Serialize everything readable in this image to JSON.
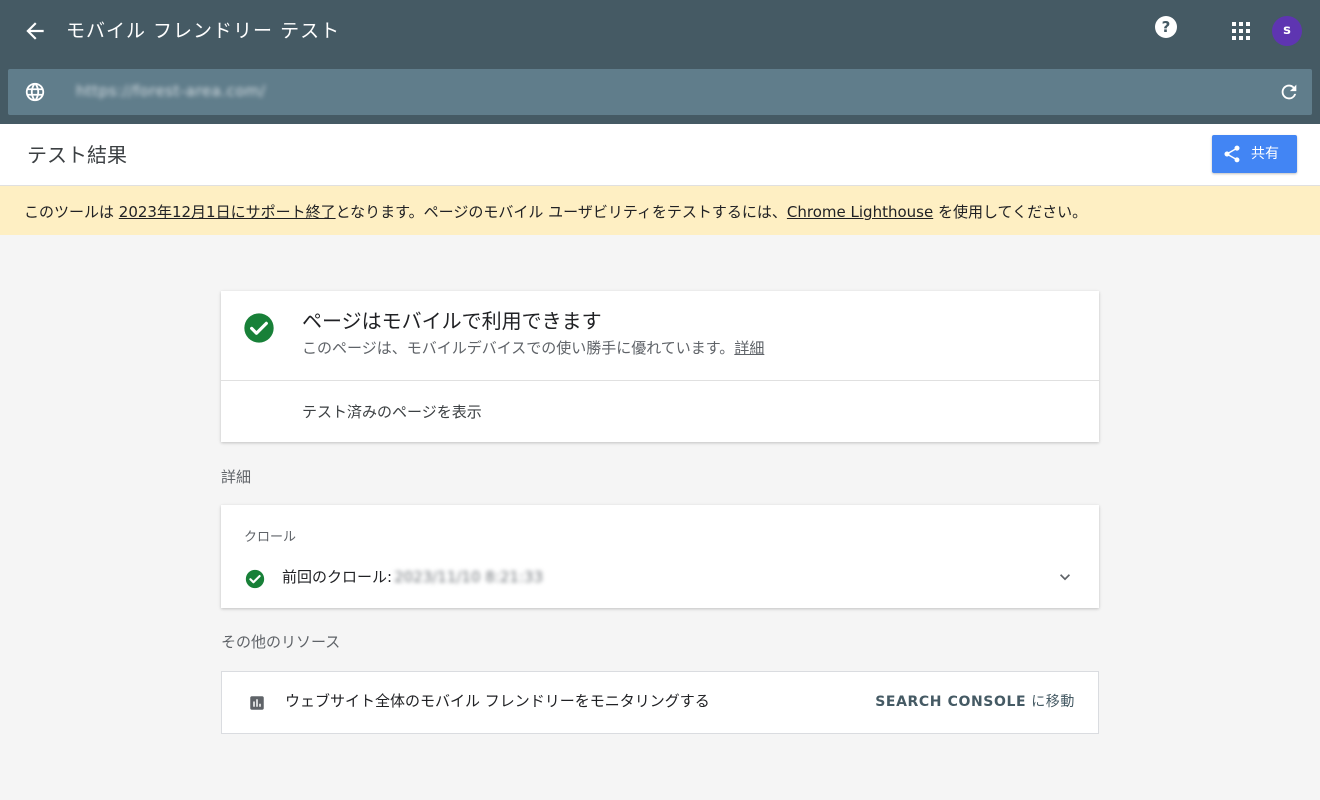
{
  "header": {
    "title": "モバイル フレンドリー テスト",
    "help_label": "?",
    "avatar_initial": "s"
  },
  "urlbar": {
    "url": "https://forest-area.com/"
  },
  "result_bar": {
    "title": "テスト結果",
    "share_label": "共有"
  },
  "notice": {
    "prefix": "このツールは ",
    "link1": "2023年12月1日にサポート終了",
    "middle": "となります。ページのモバイル ユーザビリティをテストするには、",
    "link2": "Chrome Lighthouse",
    "suffix": " を使用してください。",
    "bg_color": "#feefc3"
  },
  "result": {
    "heading": "ページはモバイルで利用できます",
    "description": "このページは、モバイルデバイスでの使い勝手に優れています。",
    "details_link": "詳細",
    "view_tested_page": "テスト済みのページを表示",
    "status_color": "#188038"
  },
  "details": {
    "section_label": "詳細",
    "crawl_label": "クロール",
    "last_crawl_label": "前回のクロール:",
    "last_crawl_value": "2023/11/10 8:21:33"
  },
  "resources": {
    "section_label": "その他のリソース",
    "item_text": "ウェブサイト全体のモバイル フレンドリーをモニタリングする",
    "link_bold": "SEARCH CONSOLE",
    "link_suffix": " に移動"
  },
  "colors": {
    "topbar": "#455a64",
    "urlbar": "#607d8b",
    "accent": "#4285f4",
    "avatar": "#5e35b1"
  }
}
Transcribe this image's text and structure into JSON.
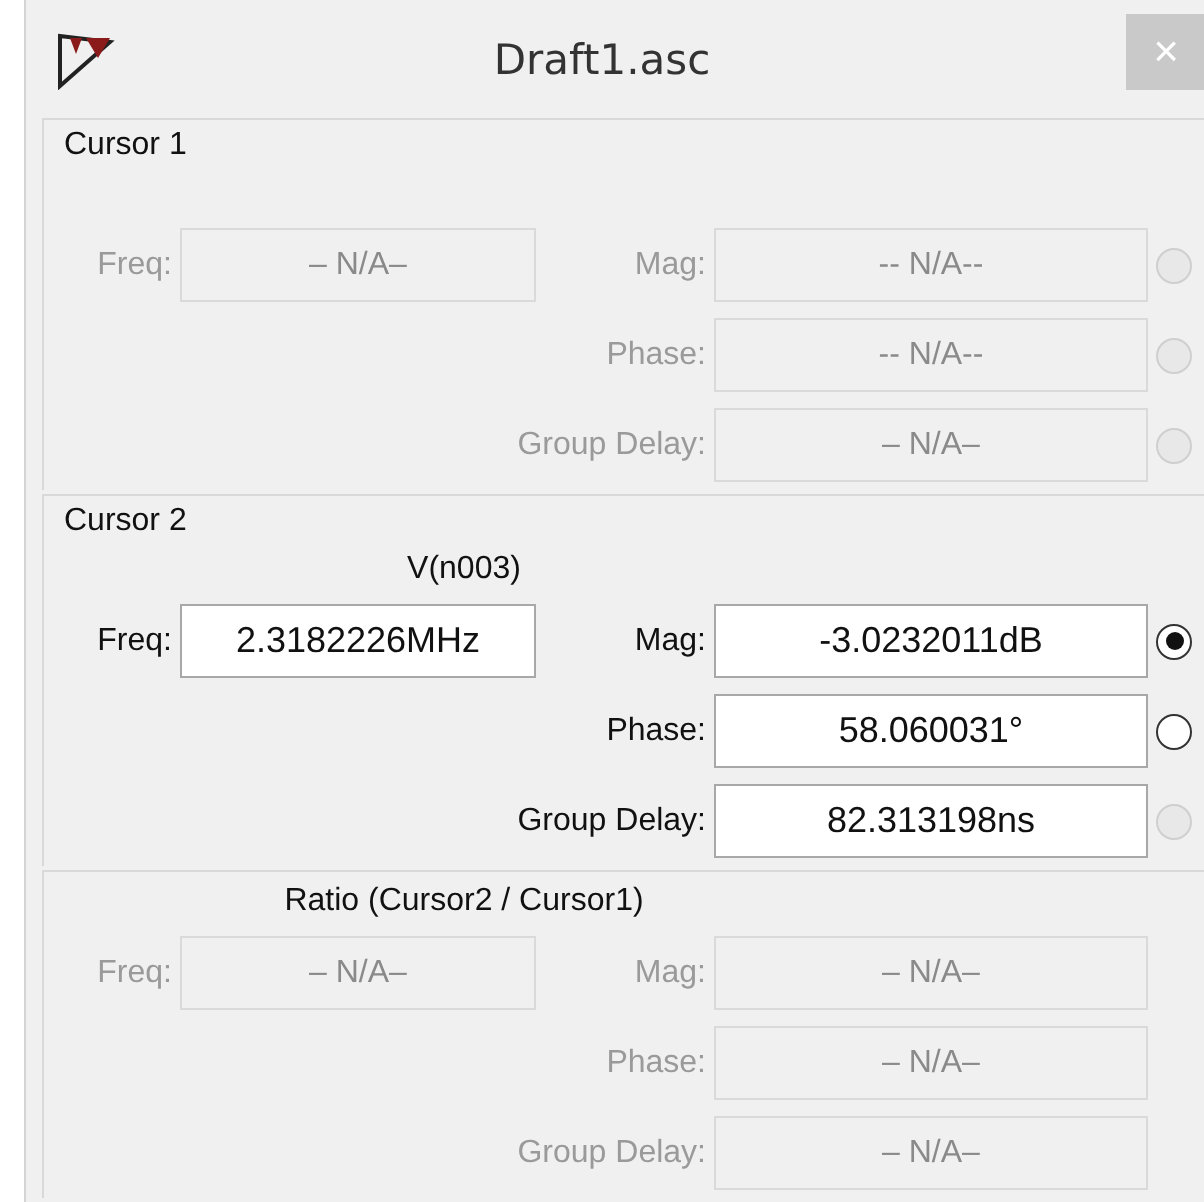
{
  "window": {
    "title": "Draft1.asc",
    "close": "×"
  },
  "groups": [
    {
      "title": "Cursor 1",
      "disabled": true,
      "freq": {
        "label": "Freq:",
        "value": "– N/A–"
      },
      "rows": [
        {
          "label": "Mag:",
          "value": "-- N/A--",
          "radio": {
            "selected": false,
            "disabled": true
          }
        },
        {
          "label": "Phase:",
          "value": "-- N/A--",
          "radio": {
            "selected": false,
            "disabled": true
          }
        },
        {
          "label": "Group Delay:",
          "value": "– N/A–",
          "radio": {
            "selected": false,
            "disabled": true
          }
        }
      ]
    },
    {
      "title": "Cursor 2",
      "subtitle": "V(n003)",
      "disabled": false,
      "freq": {
        "label": "Freq:",
        "value": "2.3182226MHz"
      },
      "rows": [
        {
          "label": "Mag:",
          "value": "-3.0232011dB",
          "radio": {
            "selected": true,
            "disabled": false
          }
        },
        {
          "label": "Phase:",
          "value": "58.060031°",
          "radio": {
            "selected": false,
            "disabled": false
          }
        },
        {
          "label": "Group Delay:",
          "value": "82.313198ns",
          "radio": {
            "selected": false,
            "disabled": true
          }
        }
      ]
    },
    {
      "subtitle": "Ratio (Cursor2 / Cursor1)",
      "disabled": true,
      "freq": {
        "label": "Freq:",
        "value": "– N/A–"
      },
      "rows": [
        {
          "label": "Mag:",
          "value": "– N/A–"
        },
        {
          "label": "Phase:",
          "value": "– N/A–"
        },
        {
          "label": "Group Delay:",
          "value": "– N/A–"
        }
      ]
    }
  ]
}
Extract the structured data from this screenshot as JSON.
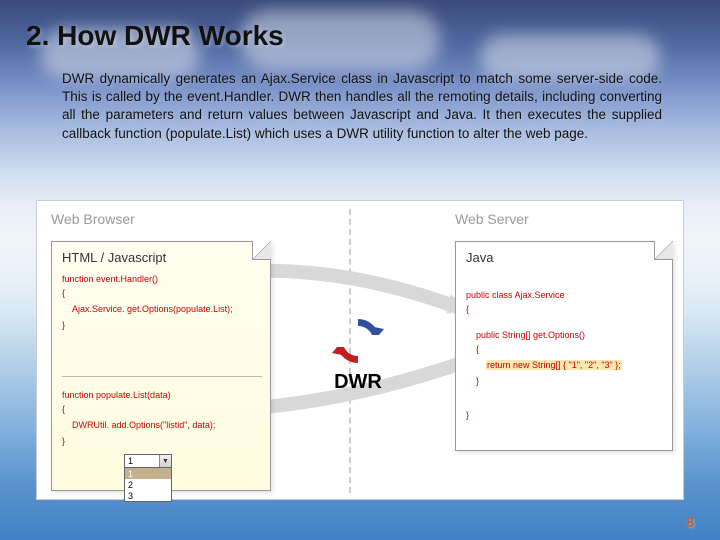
{
  "title": "2. How DWR Works",
  "body": "DWR dynamically generates an Ajax.Service class in Javascript to match some server-side code. This is called by the event.Handler. DWR then handles all the remoting details, including converting all the parameters and return values between Javascript and Java. It then executes the supplied callback function (populate.List) which uses a DWR utility function to alter the web page.",
  "panels": {
    "left": "Web Browser",
    "right": "Web Server"
  },
  "left_page": {
    "title": "HTML / Javascript",
    "fn1_sig": "function event.Handler()",
    "fn1_body": "Ajax.Service. get.Options(populate.List);",
    "fn2_sig": "function populate.List(data)",
    "fn2_body": "DWRUtil. add.Options(\"listid\", data);",
    "brace_o": "{",
    "brace_c": "}"
  },
  "right_page": {
    "title": "Java",
    "cls": "public class Ajax.Service",
    "meth": "public String[] get.Options()",
    "ret": "return new String[] { \"1\", \"2\", \"3\" };",
    "brace_o": "{",
    "brace_c": "}"
  },
  "dropdown": {
    "selected": "1",
    "options": [
      "1",
      "2",
      "3"
    ]
  },
  "logo": "DWR",
  "page_number": "8"
}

SET TASK :: Reproduce all of the data exactly; the pictures do not belong in the copy.

FULL ANSWER ::
Serialize everything readable in this image to JSON.
{
  "header": {
    "title": "モバイル フレンドリー テスト",
    "help_label": "?",
    "avatar_initial": "s"
  },
  "urlbar": {
    "url": "https://forest-area.com/"
  },
  "result_bar": {
    "title": "テスト結果",
    "share_label": "共有"
  },
  "notice": {
    "prefix": "このツールは ",
    "link1": "2023年12月1日にサポート終了",
    "middle": "となります。ページのモバイル ユーザビリティをテストするには、",
    "link2": "Chrome Lighthouse",
    "suffix": " を使用してください。",
    "bg_color": "#feefc3"
  },
  "result": {
    "heading": "ページはモバイルで利用できます",
    "description": "このページは、モバイルデバイスでの使い勝手に優れています。",
    "details_link": "詳細",
    "view_tested_page": "テスト済みのページを表示",
    "status_color": "#188038"
  },
  "details": {
    "section_label": "詳細",
    "crawl_label": "クロール",
    "last_crawl_label": "前回のクロール:",
    "last_crawl_value": "2023/11/10 8:21:33"
  },
  "resources": {
    "section_label": "その他のリソース",
    "item_text": "ウェブサイト全体のモバイル フレンドリーをモニタリングする",
    "link_bold": "SEARCH CONSOLE",
    "link_suffix": " に移動"
  },
  "colors": {
    "topbar": "#455a64",
    "urlbar": "#607d8b",
    "accent": "#4285f4",
    "avatar": "#5e35b1"
  }
}
Transcribe this image's text and structure into JSON.
{
  "window": {
    "title": "Draft1.asc",
    "close": "×"
  },
  "groups": [
    {
      "title": "Cursor 1",
      "disabled": true,
      "freq": {
        "label": "Freq:",
        "value": "– N/A–"
      },
      "rows": [
        {
          "label": "Mag:",
          "value": "-- N/A--",
          "radio": {
            "selected": false,
            "disabled": true
          }
        },
        {
          "label": "Phase:",
          "value": "-- N/A--",
          "radio": {
            "selected": false,
            "disabled": true
          }
        },
        {
          "label": "Group Delay:",
          "value": "– N/A–",
          "radio": {
            "selected": false,
            "disabled": true
          }
        }
      ]
    },
    {
      "title": "Cursor 2",
      "subtitle": "V(n003)",
      "disabled": false,
      "freq": {
        "label": "Freq:",
        "value": "2.3182226MHz"
      },
      "rows": [
        {
          "label": "Mag:",
          "value": "-3.0232011dB",
          "radio": {
            "selected": true,
            "disabled": false
          }
        },
        {
          "label": "Phase:",
          "value": "58.060031°",
          "radio": {
            "selected": false,
            "disabled": false
          }
        },
        {
          "label": "Group Delay:",
          "value": "82.313198ns",
          "radio": {
            "selected": false,
            "disabled": true
          }
        }
      ]
    },
    {
      "subtitle": "Ratio (Cursor2 / Cursor1)",
      "disabled": true,
      "freq": {
        "label": "Freq:",
        "value": "– N/A–"
      },
      "rows": [
        {
          "label": "Mag:",
          "value": "– N/A–"
        },
        {
          "label": "Phase:",
          "value": "– N/A–"
        },
        {
          "label": "Group Delay:",
          "value": "– N/A–"
        }
      ]
    }
  ]
}
Extract the structured data from this screenshot as JSON.
{
  "title": "2. How DWR Works",
  "body": "DWR dynamically generates an Ajax.Service class in Javascript to match some server-side code. This is called by the event.Handler. DWR then handles all the remoting details, including converting all the parameters and return values between Javascript and Java. It then executes the supplied callback function (populate.List) which uses a DWR utility function to alter the web page.",
  "panels": {
    "left": "Web Browser",
    "right": "Web Server"
  },
  "left_page": {
    "title": "HTML / Javascript",
    "fn1_sig": "function event.Handler()",
    "fn1_body": "Ajax.Service. get.Options(populate.List);",
    "fn2_sig": "function populate.List(data)",
    "fn2_body": "DWRUtil. add.Options(\"listid\", data);",
    "brace_o": "{",
    "brace_c": "}"
  },
  "right_page": {
    "title": "Java",
    "cls": "public class Ajax.Service",
    "meth": "public String[] get.Options()",
    "ret": "return new String[] { \"1\", \"2\", \"3\" };",
    "brace_o": "{",
    "brace_c": "}"
  },
  "dropdown": {
    "selected": "1",
    "options": [
      "1",
      "2",
      "3"
    ]
  },
  "logo": "DWR",
  "page_number": "8"
}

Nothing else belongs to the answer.